Stored data entries:
________________________________________
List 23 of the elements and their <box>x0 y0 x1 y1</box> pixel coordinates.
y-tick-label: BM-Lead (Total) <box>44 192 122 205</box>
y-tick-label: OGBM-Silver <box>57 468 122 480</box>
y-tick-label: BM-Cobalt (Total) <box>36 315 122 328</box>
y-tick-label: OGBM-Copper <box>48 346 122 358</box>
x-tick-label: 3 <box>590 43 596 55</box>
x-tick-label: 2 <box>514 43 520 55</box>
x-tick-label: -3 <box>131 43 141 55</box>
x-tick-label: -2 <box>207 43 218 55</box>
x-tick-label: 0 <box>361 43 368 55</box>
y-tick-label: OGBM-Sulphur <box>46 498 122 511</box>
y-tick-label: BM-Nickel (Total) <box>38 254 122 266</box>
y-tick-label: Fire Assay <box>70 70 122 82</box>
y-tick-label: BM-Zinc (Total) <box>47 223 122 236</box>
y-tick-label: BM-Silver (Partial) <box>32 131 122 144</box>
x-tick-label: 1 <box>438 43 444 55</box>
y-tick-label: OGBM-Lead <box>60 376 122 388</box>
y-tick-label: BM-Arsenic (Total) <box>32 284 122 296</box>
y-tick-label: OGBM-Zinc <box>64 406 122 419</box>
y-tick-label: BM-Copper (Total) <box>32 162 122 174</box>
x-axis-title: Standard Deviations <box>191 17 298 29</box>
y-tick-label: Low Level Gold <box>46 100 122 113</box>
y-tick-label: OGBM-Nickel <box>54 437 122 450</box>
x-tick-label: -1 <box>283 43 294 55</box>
________________________________________
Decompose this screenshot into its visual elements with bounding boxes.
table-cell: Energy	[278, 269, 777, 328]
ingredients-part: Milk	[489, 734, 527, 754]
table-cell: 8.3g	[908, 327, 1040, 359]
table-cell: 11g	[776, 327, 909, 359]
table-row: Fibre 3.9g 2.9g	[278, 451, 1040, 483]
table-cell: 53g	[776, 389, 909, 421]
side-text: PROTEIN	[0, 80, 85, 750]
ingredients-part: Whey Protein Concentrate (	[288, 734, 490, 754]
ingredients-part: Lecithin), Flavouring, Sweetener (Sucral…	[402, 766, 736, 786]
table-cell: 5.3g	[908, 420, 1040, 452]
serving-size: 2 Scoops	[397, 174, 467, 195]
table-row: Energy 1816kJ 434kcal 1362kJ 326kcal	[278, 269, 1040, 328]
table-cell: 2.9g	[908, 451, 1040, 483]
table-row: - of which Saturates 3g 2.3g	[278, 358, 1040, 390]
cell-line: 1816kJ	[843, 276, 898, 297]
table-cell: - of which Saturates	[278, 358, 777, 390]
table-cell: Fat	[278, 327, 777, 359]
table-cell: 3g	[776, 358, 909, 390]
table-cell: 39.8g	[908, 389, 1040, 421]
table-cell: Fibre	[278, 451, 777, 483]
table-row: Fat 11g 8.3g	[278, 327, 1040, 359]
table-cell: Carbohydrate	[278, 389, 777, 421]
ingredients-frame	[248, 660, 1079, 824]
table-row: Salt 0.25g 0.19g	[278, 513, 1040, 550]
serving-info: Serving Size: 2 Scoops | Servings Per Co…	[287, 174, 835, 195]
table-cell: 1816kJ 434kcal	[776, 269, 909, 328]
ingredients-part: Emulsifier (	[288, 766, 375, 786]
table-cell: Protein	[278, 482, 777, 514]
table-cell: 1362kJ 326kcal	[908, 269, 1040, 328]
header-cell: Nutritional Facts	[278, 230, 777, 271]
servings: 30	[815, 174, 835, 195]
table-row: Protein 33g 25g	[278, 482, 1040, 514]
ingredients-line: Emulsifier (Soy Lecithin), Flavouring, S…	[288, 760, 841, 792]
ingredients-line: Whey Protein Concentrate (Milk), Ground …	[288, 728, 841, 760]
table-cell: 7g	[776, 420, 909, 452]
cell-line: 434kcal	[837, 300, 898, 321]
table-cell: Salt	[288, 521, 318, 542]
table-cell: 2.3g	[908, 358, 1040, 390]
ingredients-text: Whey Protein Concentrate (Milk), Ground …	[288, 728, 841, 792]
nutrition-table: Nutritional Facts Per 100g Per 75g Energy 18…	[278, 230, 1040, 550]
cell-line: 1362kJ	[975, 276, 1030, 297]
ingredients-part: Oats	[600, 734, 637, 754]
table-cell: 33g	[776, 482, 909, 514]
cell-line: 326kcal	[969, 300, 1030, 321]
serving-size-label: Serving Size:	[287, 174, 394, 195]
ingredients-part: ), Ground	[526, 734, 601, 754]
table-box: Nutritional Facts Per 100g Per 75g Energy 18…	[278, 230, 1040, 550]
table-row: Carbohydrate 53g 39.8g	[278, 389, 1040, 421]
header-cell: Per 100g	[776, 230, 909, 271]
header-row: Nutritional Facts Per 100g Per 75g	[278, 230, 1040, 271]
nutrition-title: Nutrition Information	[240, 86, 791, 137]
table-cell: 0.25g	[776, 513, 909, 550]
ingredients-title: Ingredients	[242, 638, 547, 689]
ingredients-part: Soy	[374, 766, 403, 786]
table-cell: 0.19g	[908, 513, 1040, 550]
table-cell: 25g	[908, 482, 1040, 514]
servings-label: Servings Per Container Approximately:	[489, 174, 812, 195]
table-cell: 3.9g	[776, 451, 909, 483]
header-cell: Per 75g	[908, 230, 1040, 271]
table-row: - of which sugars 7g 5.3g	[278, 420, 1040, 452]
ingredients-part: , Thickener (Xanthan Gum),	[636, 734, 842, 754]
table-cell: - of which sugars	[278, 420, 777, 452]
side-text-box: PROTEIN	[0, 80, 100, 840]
________________________________________
▶ **The task**:
Copy out each line of the data containing the string "Nickel".

▶ **Task result**:
y-tick-label: BM-Nickel (Total) <box>38 254 122 266</box>
y-tick-label: OGBM-Nickel <box>54 437 122 450</box>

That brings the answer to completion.